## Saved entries
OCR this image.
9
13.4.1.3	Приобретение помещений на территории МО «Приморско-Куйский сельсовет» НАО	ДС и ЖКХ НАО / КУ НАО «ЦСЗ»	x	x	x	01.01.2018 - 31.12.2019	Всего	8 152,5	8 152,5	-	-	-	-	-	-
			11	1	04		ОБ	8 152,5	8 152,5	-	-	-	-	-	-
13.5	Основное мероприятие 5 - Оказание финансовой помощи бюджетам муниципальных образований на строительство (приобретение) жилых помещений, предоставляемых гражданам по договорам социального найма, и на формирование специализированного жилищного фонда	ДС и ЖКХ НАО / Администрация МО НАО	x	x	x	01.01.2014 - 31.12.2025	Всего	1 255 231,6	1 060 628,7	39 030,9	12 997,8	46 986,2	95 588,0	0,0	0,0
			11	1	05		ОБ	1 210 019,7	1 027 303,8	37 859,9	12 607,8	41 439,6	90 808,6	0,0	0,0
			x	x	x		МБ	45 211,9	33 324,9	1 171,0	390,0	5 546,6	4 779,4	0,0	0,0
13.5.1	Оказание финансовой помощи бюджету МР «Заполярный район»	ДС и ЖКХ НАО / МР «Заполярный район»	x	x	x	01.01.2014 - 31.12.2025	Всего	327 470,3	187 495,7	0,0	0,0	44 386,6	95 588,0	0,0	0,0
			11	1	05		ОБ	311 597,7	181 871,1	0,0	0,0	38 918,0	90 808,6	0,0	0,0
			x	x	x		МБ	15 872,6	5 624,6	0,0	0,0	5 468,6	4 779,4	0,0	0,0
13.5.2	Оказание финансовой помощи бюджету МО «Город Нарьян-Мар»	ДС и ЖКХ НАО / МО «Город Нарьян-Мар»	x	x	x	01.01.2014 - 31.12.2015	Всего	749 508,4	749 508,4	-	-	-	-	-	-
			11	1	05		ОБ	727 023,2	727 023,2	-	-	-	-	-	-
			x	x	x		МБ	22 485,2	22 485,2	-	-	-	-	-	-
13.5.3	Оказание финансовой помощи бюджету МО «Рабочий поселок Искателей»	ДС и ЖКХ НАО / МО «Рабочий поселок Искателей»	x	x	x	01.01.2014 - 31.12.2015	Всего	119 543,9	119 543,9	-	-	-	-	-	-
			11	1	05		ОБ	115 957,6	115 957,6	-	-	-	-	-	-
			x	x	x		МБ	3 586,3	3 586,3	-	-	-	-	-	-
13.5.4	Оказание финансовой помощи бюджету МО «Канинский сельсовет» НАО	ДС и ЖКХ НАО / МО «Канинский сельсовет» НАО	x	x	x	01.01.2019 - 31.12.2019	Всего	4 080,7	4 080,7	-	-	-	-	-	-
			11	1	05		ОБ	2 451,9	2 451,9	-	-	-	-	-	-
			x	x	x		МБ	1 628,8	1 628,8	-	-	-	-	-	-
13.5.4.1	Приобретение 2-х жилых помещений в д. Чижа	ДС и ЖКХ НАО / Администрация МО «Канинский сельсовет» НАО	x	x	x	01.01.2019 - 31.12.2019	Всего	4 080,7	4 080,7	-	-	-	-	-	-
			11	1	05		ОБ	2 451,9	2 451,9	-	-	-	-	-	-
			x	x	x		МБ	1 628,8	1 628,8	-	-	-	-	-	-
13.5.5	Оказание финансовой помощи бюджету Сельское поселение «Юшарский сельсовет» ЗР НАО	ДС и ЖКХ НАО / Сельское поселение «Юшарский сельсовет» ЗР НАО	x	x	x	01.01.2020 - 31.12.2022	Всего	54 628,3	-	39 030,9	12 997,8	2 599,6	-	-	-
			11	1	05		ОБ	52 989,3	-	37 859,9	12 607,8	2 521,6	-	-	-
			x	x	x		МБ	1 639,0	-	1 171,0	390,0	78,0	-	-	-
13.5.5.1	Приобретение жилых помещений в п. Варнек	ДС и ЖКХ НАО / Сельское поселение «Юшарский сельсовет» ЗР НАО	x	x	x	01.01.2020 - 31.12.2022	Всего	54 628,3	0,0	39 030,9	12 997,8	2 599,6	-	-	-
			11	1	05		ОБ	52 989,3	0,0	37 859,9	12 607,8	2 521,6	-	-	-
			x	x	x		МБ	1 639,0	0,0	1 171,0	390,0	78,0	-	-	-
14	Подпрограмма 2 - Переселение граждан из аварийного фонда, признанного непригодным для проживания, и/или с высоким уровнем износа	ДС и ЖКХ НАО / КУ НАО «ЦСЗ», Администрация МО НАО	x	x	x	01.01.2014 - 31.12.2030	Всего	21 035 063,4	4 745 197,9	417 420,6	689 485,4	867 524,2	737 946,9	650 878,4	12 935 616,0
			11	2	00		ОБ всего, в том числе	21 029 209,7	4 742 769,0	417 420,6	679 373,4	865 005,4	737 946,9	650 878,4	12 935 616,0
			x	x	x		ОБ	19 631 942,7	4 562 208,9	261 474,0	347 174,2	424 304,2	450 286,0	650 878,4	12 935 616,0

## PROBLEM REQUIREMENTS
All of the data shown above must be copied exactly.

## TASK RESULT
OCR this image.
9
13.4.1.3	Приобретение помещений на территории МО «Приморско-Куйский сельсовет» НАО	ДС и ЖКХ НАО / КУ НАО «ЦСЗ»	x	x	x	01.01.2018 - 31.12.2019	Всего	8 152,5	8 152,5	-	-	-	-	-	-
			11	1	04		ОБ	8 152,5	8 152,5	-	-	-	-	-	-
13.5	Основное мероприятие 5 - Оказание финансовой помощи бюджетам муниципальных образований на строительство (приобретение) жилых помещений, предоставляемых гражданам по договорам социального найма, и на формирование специализированного жилищного фонда	ДС и ЖКХ НАО / Администрация МО НАО	x	x	x	01.01.2014 - 31.12.2025	Всего	1 255 231,6	1 060 628,7	39 030,9	12 997,8	46 986,2	95 588,0	0,0	0,0
			11	1	05		ОБ	1 210 019,7	1 027 303,8	37 859,9	12 607,8	41 439,6	90 808,6	0,0	0,0
			x	x	x		МБ	45 211,9	33 324,9	1 171,0	390,0	5 546,6	4 779,4	0,0	0,0
13.5.1	Оказание финансовой помощи бюджету МР «Заполярный район»	ДС и ЖКХ НАО / МР «Заполярный район»	x	x	x	01.01.2014 - 31.12.2025	Всего	327 470,3	187 495,7	0,0	0,0	44 386,6	95 588,0	0,0	0,0
			11	1	05		ОБ	311 597,7	181 871,1	0,0	0,0	38 918,0	90 808,6	0,0	0,0
			x	x	x		МБ	15 872,6	5 624,6	0,0	0,0	5 468,6	4 779,4	0,0	0,0
13.5.2	Оказание финансовой помощи бюджету МО «Город Нарьян-Мар»	ДС и ЖКХ НАО / МО «Город Нарьян-Мар»	x	x	x	01.01.2014 - 31.12.2015	Всего	749 508,4	749 508,4	-	-	-	-	-	-
			11	1	05		ОБ	727 023,2	727 023,2	-	-	-	-	-	-
			x	x	x		МБ	22 485,2	22 485,2	-	-	-	-	-	-
13.5.3	Оказание финансовой помощи бюджету МО «Рабочий поселок Искателей»	ДС и ЖКХ НАО / МО «Рабочий поселок Искателей»	x	x	x	01.01.2014 - 31.12.2015	Всего	119 543,9	119 543,9	-	-	-	-	-	-
			11	1	05		ОБ	115 957,6	115 957,6	-	-	-	-	-	-
			x	x	x		МБ	3 586,3	3 586,3	-	-	-	-	-	-
13.5.4	Оказание финансовой помощи бюджету МО «Канинский сельсовет» НАО	ДС и ЖКХ НАО / МО «Канинский сельсовет» НАО	x	x	x	01.01.2019 - 31.12.2019	Всего	4 080,7	4 080,7	-	-	-	-	-	-
			11	1	05		ОБ	2 451,9	2 451,9	-	-	-	-	-	-
			x	x	x		МБ	1 628,8	1 628,8	-	-	-	-	-	-
13.5.4.1	Приобретение 2-х жилых помещений в д. Чижа	ДС и ЖКХ НАО / Администрация МО «Канинский сельсовет» НАО	x	x	x	01.01.2019 - 31.12.2019	Всего	4 080,7	4 080,7	-	-	-	-	-	-
			11	1	05		ОБ	2 451,9	2 451,9	-	-	-	-	-	-
			x	x	x		МБ	1 628,8	1 628,8	-	-	-	-	-	-
13.5.5	Оказание финансовой помощи бюджету Сельское поселение «Юшарский сельсовет» ЗР НАО	ДС и ЖКХ НАО / Сельское поселение «Юшарский сельсовет» ЗР НАО	x	x	x	01.01.2020 - 31.12.2022	Всего	54 628,3	-	39 030,9	12 997,8	2 599,6	-	-	-
			11	1	05		ОБ	52 989,3	-	37 859,9	12 607,8	2 521,6	-	-	-
			x	x	x		МБ	1 639,0	-	1 171,0	390,0	78,0	-	-	-
13.5.5.1	Приобретение жилых помещений в п. Варнек	ДС и ЖКХ НАО / Сельское поселение «Юшарский сельсовет» ЗР НАО	x	x	x	01.01.2020 - 31.12.2022	Всего	54 628,3	0,0	39 030,9	12 997,8	2 599,6	-	-	-
			11	1	05		ОБ	52 989,3	0,0	37 859,9	12 607,8	2 521,6	-	-	-
			x	x	x		МБ	1 639,0	0,0	1 171,0	390,0	78,0	-	-	-
14	Подпрограмма 2 - Переселение граждан из аварийного фонда, признанного непригодным для проживания, и/или с высоким уровнем износа	ДС и ЖКХ НАО / КУ НАО «ЦСЗ», Администрация МО НАО	x	x	x	01.01.2014 - 31.12.2030	Всего	21 035 063,4	4 745 197,9	417 420,6	689 485,4	867 524,2	737 946,9	650 878,4	12 935 616,0
			11	2	00		ОБ всего, в том числе	21 029 209,7	4 742 769,0	417 420,6	679 373,4	865 005,4	737 946,9	650 878,4	12 935 616,0
			x	x	x		ОБ	19 631 942,7	4 562 208,9	261 474,0	347 174,2	424 304,2	450 286,0	650 878,4	12 935 616,0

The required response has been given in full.